— start Material to process —

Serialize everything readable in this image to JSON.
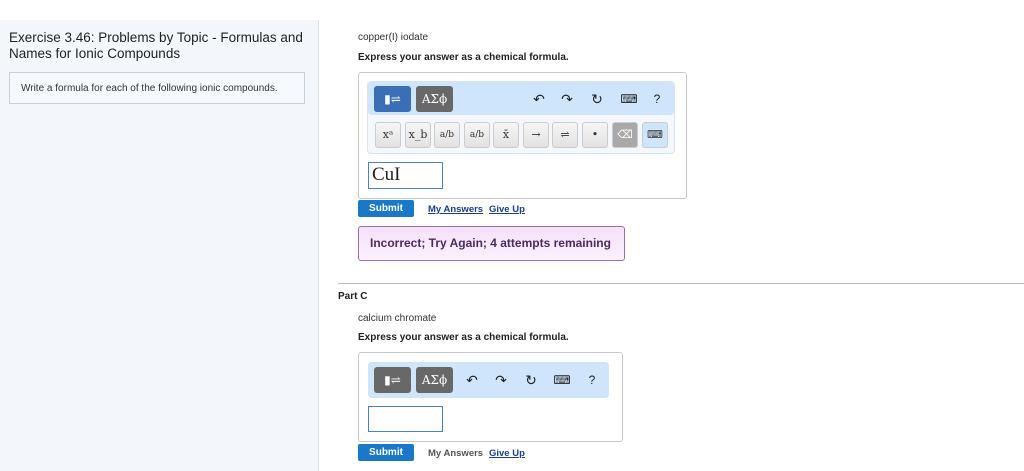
{
  "sidebar": {
    "title": "Exercise 3.46: Problems by Topic - Formulas and Names for Ionic Compounds",
    "instructions": "Write a formula for each of the following ionic compounds."
  },
  "partB": {
    "compound": "copper(I) iodate",
    "prompt": "Express your answer as a chemical formula.",
    "answer": "CuI",
    "submit": "Submit",
    "my_answers": "My Answers",
    "give_up": "Give Up",
    "feedback": "Incorrect; Try Again; 4 attempts remaining"
  },
  "partC": {
    "label": "Part C",
    "compound": "calcium chromate",
    "prompt": "Express your answer as a chemical formula.",
    "answer": "",
    "submit": "Submit",
    "my_answers": "My Answers",
    "give_up": "Give Up"
  },
  "toolbar": {
    "greek": "ΑΣϕ",
    "help": "?",
    "keys": [
      "xᵃ",
      "x_b",
      "a/b",
      "a/b",
      "x̄",
      "→",
      "⇌",
      "•"
    ]
  }
}
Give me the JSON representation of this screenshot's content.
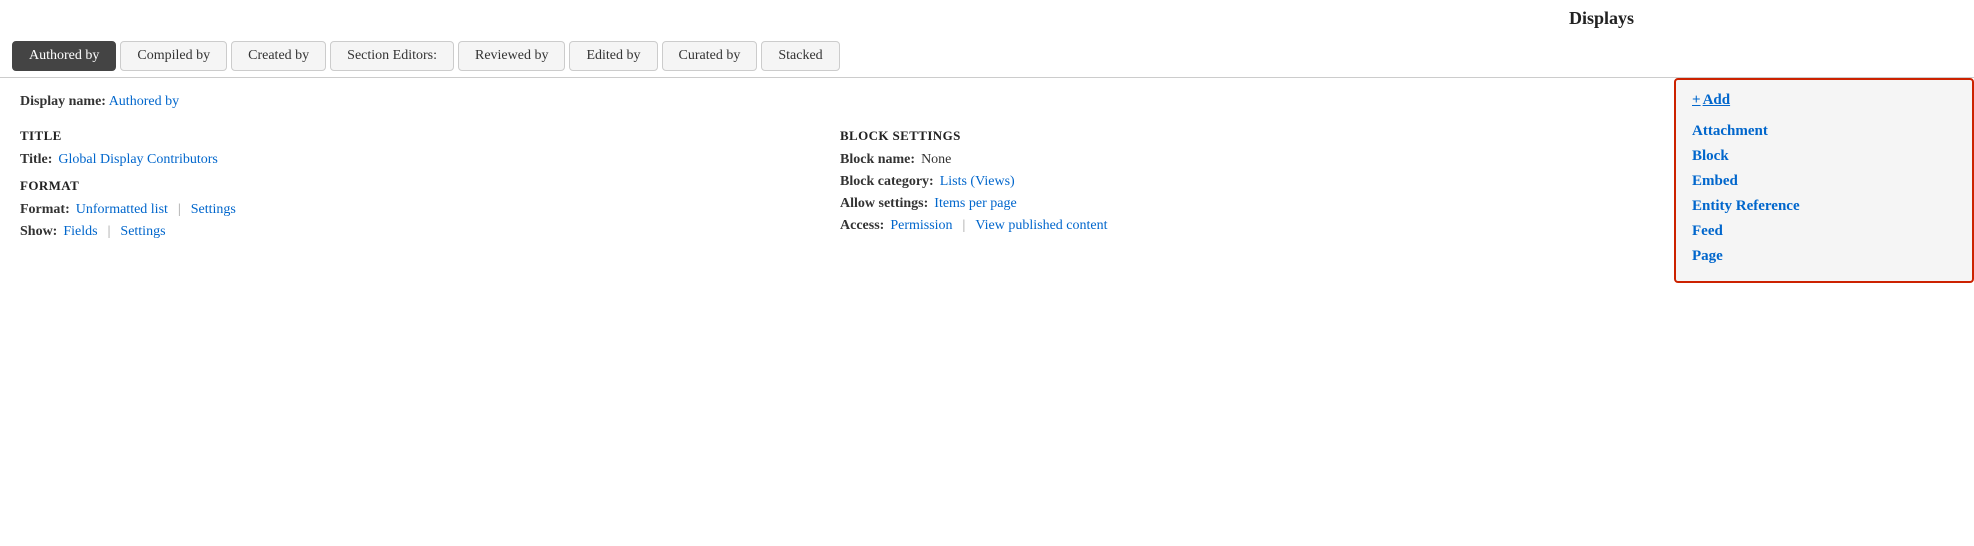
{
  "header": {
    "title": "Displays"
  },
  "tabs": [
    {
      "id": "authored-by",
      "label": "Authored by",
      "active": true
    },
    {
      "id": "compiled-by",
      "label": "Compiled by",
      "active": false
    },
    {
      "id": "created-by",
      "label": "Created by",
      "active": false
    },
    {
      "id": "section-editors",
      "label": "Section Editors:",
      "active": false
    },
    {
      "id": "reviewed-by",
      "label": "Reviewed by",
      "active": false
    },
    {
      "id": "edited-by",
      "label": "Edited by",
      "active": false
    },
    {
      "id": "curated-by",
      "label": "Curated by",
      "active": false
    },
    {
      "id": "stacked",
      "label": "Stacked",
      "active": false
    }
  ],
  "display_name": {
    "label": "Display name:",
    "value": "Authored by"
  },
  "left_panel": {
    "title_section": {
      "heading": "TITLE",
      "field_label": "Title:",
      "field_value": "Global Display Contributors"
    },
    "format_section": {
      "heading": "FORMAT",
      "format_label": "Format:",
      "format_value": "Unformatted list",
      "format_settings": "Settings",
      "show_label": "Show:",
      "show_value": "Fields",
      "show_settings": "Settings"
    }
  },
  "right_panel": {
    "heading": "BLOCK SETTINGS",
    "block_name_label": "Block name:",
    "block_name_value": "None",
    "block_category_label": "Block category:",
    "block_category_value": "Lists (Views)",
    "allow_settings_label": "Allow settings:",
    "allow_settings_value": "Items per page",
    "access_label": "Access:",
    "access_value": "Permission",
    "access_separator": "|",
    "access_link": "View published content"
  },
  "dropdown": {
    "add_label": "Add",
    "items": [
      {
        "id": "attachment",
        "label": "Attachment"
      },
      {
        "id": "block",
        "label": "Block"
      },
      {
        "id": "embed",
        "label": "Embed"
      },
      {
        "id": "entity-reference",
        "label": "Entity Reference"
      },
      {
        "id": "feed",
        "label": "Feed"
      },
      {
        "id": "page",
        "label": "Page"
      }
    ]
  }
}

— end Material to process —

What the task requires: Reproduce exactly and only the lines from the one with "Give me the" through the last entry, both included, excluding every picture.

Result:
Give me the JSON representation of this screenshot's content.
{
  "header": {
    "title": "Displays"
  },
  "tabs": [
    {
      "id": "authored-by",
      "label": "Authored by",
      "active": true
    },
    {
      "id": "compiled-by",
      "label": "Compiled by",
      "active": false
    },
    {
      "id": "created-by",
      "label": "Created by",
      "active": false
    },
    {
      "id": "section-editors",
      "label": "Section Editors:",
      "active": false
    },
    {
      "id": "reviewed-by",
      "label": "Reviewed by",
      "active": false
    },
    {
      "id": "edited-by",
      "label": "Edited by",
      "active": false
    },
    {
      "id": "curated-by",
      "label": "Curated by",
      "active": false
    },
    {
      "id": "stacked",
      "label": "Stacked",
      "active": false
    }
  ],
  "display_name": {
    "label": "Display name:",
    "value": "Authored by"
  },
  "left_panel": {
    "title_section": {
      "heading": "TITLE",
      "field_label": "Title:",
      "field_value": "Global Display Contributors"
    },
    "format_section": {
      "heading": "FORMAT",
      "format_label": "Format:",
      "format_value": "Unformatted list",
      "format_settings": "Settings",
      "show_label": "Show:",
      "show_value": "Fields",
      "show_settings": "Settings"
    }
  },
  "right_panel": {
    "heading": "BLOCK SETTINGS",
    "block_name_label": "Block name:",
    "block_name_value": "None",
    "block_category_label": "Block category:",
    "block_category_value": "Lists (Views)",
    "allow_settings_label": "Allow settings:",
    "allow_settings_value": "Items per page",
    "access_label": "Access:",
    "access_value": "Permission",
    "access_separator": "|",
    "access_link": "View published content"
  },
  "dropdown": {
    "add_label": "Add",
    "items": [
      {
        "id": "attachment",
        "label": "Attachment"
      },
      {
        "id": "block",
        "label": "Block"
      },
      {
        "id": "embed",
        "label": "Embed"
      },
      {
        "id": "entity-reference",
        "label": "Entity Reference"
      },
      {
        "id": "feed",
        "label": "Feed"
      },
      {
        "id": "page",
        "label": "Page"
      }
    ]
  }
}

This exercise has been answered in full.